Columnistas
Guerras en curso
Por Juan Diego García
Las ofensivas bélicas de Occidente no parecen arrojar como resultado una ocupación firme de los territorios agredidos como sucede en el colonialismo clásico. La ocupación estable no es el objetivo, al menos por ahora. En las guerras que los Estados Unidos y sus aliados llevan a cabo en Asia y África se manifiesta una constante que tiene en la simple destrucción su objetivo inmediato y casi único.
Por Juan Diego García
Las ofensivas bélicas de Occidente no parecen arrojar como resultado una ocupación firme de los territorios agredidos como sucede en el colonialismo clásico. La ocupación estable no es el objetivo, al menos por ahora. En las guerras que los Estados Unidos y sus aliados llevan a cabo en Asia y África se manifiesta una constante que tiene en la simple destrucción su objetivo inmediato y casi único.
Países antes prósperos y relativamente estables como Irak o Libia han quedado convertidos en ruinas y no precisamente por errores de cálculo, normales en toda contienda bélica. En realidad, en todos estos casos se repite un patrón que bien podría describirse con la consigna “destruirlo todo, arrasarlo todo”. La misma estrategia se repite en Afganistán y con ciertas variables se utiliza también en Pakistán.

» **DATOS REGISTRADOS**:

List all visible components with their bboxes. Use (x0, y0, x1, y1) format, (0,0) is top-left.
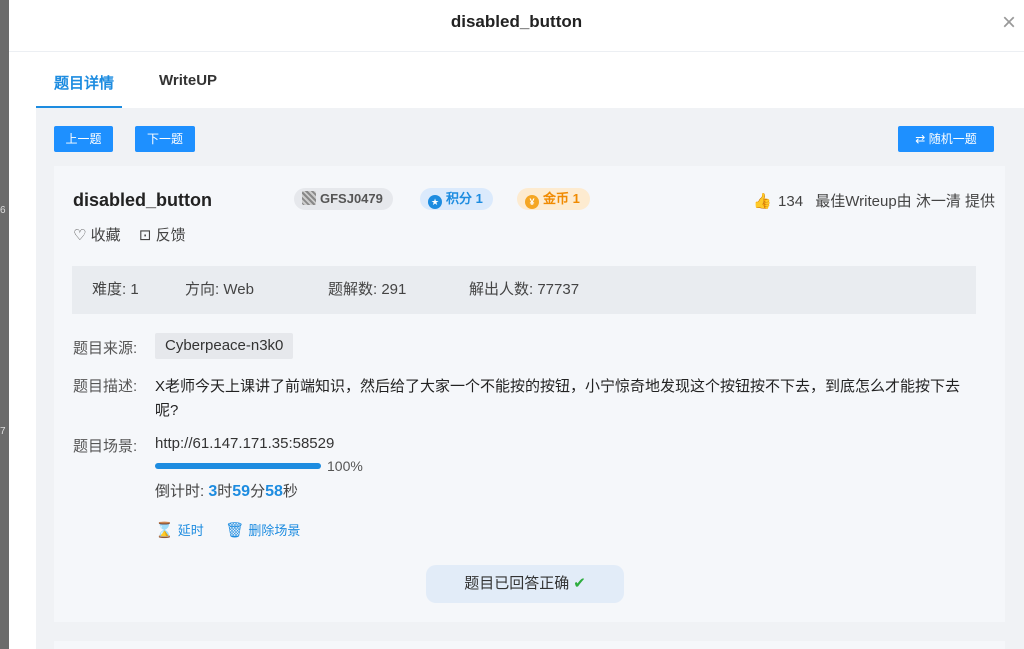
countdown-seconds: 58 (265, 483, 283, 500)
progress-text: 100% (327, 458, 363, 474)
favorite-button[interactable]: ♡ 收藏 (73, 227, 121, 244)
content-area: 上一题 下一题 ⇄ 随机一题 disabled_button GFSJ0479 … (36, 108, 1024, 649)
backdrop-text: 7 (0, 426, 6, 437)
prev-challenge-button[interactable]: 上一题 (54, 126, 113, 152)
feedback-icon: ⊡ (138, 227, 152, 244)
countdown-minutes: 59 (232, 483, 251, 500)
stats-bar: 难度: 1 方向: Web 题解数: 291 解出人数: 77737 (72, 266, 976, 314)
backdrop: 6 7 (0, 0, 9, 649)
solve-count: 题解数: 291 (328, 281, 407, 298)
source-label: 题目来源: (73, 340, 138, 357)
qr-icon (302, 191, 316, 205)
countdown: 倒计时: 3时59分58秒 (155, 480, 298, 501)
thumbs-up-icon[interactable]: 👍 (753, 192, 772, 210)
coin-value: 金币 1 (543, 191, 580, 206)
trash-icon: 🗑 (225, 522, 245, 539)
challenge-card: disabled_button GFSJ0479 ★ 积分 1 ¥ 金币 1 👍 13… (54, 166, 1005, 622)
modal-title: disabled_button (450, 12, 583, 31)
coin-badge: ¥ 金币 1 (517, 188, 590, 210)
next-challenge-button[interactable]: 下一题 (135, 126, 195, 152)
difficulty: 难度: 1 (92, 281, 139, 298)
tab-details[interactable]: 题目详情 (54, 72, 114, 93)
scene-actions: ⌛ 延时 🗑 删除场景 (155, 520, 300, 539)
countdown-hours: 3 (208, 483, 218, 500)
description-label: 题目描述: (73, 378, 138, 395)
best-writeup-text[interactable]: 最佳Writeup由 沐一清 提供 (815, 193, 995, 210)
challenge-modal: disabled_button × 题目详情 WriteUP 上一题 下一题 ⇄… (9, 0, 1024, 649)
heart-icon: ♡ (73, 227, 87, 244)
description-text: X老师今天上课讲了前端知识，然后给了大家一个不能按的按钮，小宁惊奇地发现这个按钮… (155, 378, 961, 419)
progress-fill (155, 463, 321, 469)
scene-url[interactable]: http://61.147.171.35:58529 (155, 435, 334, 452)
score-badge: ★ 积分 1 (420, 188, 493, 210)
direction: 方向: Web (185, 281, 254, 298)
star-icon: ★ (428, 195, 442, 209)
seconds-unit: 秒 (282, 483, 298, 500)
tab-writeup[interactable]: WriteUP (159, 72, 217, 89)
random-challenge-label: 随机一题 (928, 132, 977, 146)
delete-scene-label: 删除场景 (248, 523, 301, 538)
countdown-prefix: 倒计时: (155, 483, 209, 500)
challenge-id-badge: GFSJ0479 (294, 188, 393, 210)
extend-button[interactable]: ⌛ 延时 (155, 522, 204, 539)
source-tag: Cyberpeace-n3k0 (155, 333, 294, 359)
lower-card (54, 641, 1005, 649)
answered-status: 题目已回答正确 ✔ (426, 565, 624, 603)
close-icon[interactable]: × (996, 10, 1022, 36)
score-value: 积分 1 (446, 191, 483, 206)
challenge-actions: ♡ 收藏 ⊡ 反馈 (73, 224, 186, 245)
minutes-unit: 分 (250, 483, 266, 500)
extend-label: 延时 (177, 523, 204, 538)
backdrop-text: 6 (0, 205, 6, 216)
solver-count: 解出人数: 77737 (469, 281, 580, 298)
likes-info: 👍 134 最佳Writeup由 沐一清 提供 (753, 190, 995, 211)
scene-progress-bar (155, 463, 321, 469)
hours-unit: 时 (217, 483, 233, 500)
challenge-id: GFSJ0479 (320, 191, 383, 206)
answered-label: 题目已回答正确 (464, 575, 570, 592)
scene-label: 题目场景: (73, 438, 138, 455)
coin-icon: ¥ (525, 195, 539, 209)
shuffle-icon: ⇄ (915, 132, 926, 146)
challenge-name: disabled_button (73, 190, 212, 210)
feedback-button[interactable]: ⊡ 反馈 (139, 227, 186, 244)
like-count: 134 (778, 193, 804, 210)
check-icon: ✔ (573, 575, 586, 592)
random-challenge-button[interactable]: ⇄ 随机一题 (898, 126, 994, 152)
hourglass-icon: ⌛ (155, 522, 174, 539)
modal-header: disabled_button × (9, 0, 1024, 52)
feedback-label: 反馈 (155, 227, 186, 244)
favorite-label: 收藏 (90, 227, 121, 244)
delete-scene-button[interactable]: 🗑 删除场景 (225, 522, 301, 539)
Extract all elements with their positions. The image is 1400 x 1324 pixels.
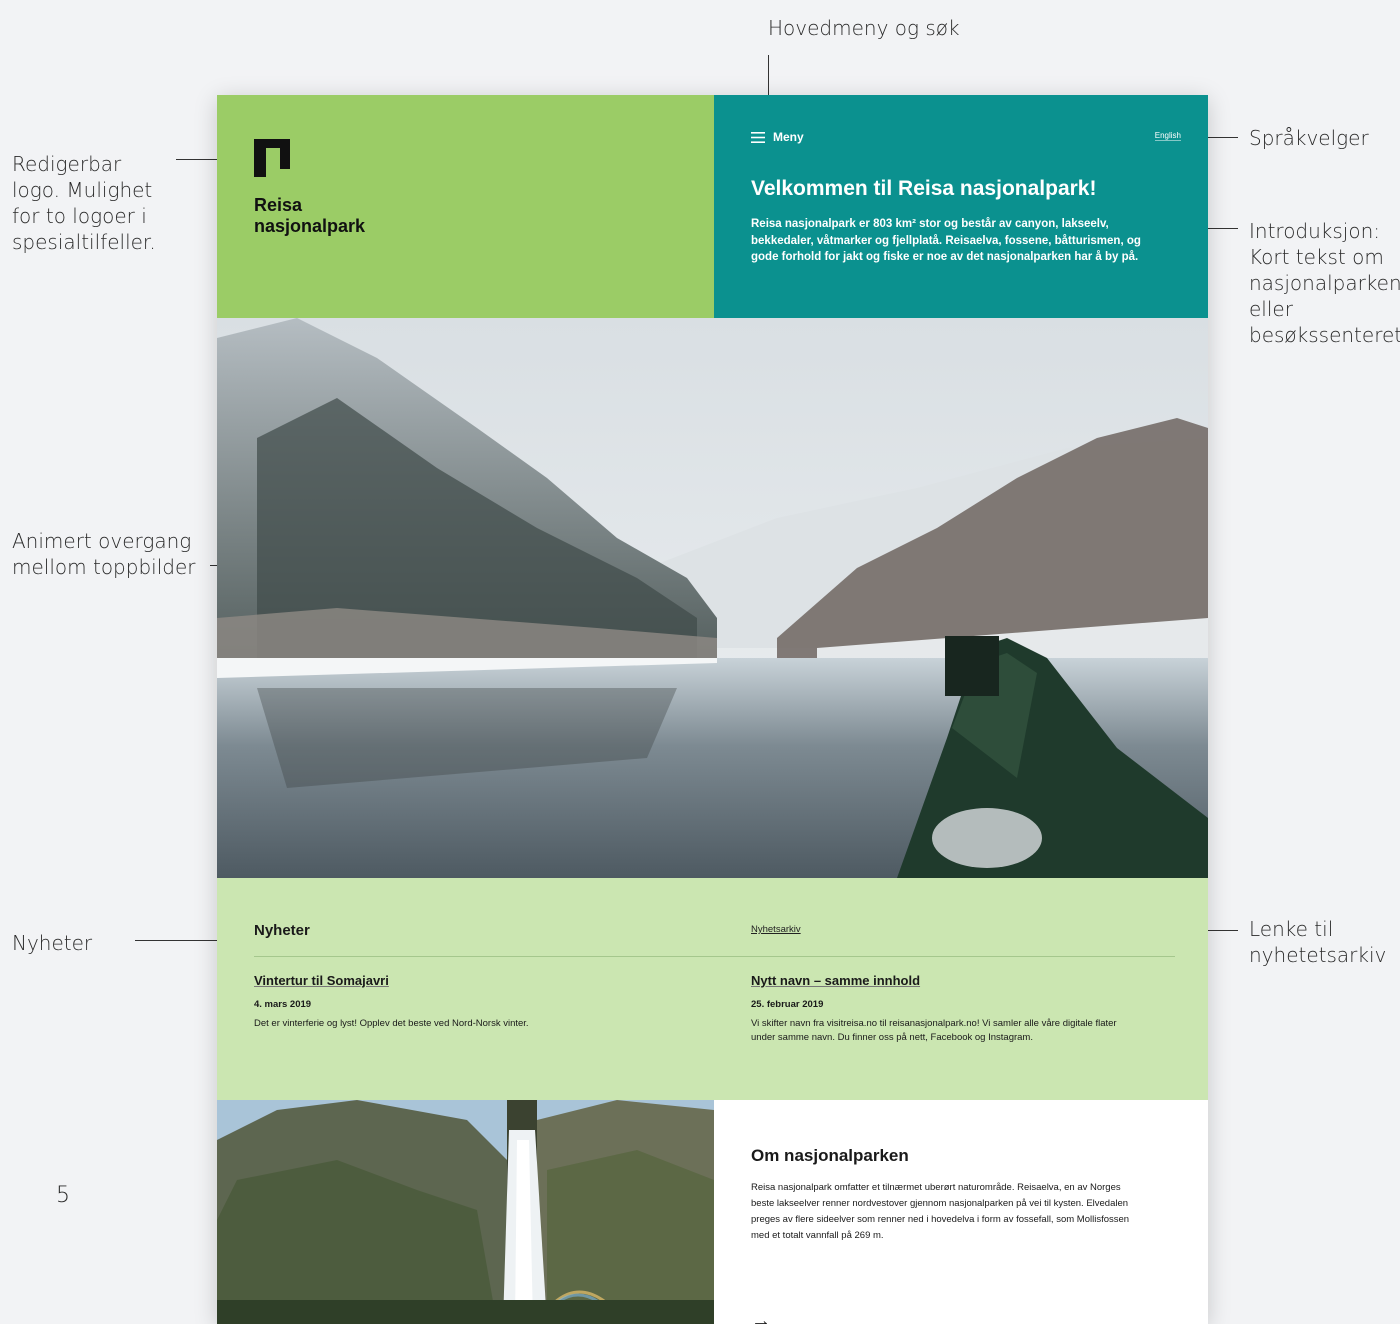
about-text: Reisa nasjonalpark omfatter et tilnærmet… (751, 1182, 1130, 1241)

» **TU TAREA**:
Di si cada afirmación coincide con el texto sobre las guerras en curso. Contesta sí o no y copia las palabras del texto que lo deciden.
1. Según el texto, el objetivo de las ofensivas de Occidente es ocupar de forma estable los territorios.
2. El texto dice que Irak y Libia eran países prósperos antes de quedar en ruinas.
3. Según el texto, la misma estrategia se repite en Afganistán.

» **SOLUCIÓN**:
1. No: “La ocupación estable no es el objetivo, al menos por ahora.”
2. Sí: “Países antes prósperos y relativamente estables como Irak o Libia han quedado convertidos en ruinas”
3. Sí: “La misma estrategia se repite en Afganistán”